Task details
Where a line holds "chart", copy it.

**** Data records

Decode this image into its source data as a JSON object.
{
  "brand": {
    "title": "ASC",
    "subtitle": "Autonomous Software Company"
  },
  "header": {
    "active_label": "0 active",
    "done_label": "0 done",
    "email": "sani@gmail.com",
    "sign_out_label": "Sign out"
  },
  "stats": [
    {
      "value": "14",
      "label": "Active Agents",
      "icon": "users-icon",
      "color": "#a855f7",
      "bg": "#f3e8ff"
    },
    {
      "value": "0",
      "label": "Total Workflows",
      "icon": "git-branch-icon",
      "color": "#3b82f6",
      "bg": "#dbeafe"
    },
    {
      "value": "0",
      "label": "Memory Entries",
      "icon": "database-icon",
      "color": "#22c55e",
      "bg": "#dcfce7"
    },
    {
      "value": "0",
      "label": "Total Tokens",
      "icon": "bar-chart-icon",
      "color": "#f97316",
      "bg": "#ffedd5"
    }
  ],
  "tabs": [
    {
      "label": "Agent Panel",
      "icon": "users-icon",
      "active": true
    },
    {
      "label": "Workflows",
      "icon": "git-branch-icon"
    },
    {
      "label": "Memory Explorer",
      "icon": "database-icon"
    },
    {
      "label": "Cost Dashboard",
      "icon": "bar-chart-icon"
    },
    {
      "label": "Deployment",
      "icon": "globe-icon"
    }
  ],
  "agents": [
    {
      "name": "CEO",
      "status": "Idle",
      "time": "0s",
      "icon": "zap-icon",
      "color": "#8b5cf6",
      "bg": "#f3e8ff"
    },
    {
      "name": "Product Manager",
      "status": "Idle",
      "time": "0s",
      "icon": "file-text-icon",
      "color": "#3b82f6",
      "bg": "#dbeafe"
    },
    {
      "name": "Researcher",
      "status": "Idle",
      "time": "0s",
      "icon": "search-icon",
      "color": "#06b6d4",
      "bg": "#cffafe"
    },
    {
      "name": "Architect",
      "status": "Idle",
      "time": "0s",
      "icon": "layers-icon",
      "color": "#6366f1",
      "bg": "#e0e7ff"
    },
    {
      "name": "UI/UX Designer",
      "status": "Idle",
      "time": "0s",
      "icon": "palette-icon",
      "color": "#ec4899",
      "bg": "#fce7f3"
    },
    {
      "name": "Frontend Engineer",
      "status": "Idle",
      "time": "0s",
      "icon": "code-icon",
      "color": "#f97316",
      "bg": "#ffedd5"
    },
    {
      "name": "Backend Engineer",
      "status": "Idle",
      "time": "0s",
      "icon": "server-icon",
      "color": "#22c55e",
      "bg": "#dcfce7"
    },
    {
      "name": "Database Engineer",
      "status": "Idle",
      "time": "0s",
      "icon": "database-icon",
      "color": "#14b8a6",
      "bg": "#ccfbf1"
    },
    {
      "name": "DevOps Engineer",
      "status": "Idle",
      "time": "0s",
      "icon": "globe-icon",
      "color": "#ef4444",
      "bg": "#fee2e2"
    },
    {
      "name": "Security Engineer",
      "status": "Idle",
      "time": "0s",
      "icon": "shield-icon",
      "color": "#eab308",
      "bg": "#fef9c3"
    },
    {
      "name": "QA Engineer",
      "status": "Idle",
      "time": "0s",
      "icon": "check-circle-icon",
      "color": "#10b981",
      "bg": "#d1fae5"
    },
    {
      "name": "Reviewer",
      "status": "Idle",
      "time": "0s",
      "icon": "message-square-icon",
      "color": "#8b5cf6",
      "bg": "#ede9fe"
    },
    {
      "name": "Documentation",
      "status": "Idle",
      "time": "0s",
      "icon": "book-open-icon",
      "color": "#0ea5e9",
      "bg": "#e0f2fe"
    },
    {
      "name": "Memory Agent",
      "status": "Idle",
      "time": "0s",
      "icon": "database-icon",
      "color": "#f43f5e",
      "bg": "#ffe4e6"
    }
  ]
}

********

Response to the task
      "icon": "bar-chart-icon",
      "icon": "bar-chart-icon"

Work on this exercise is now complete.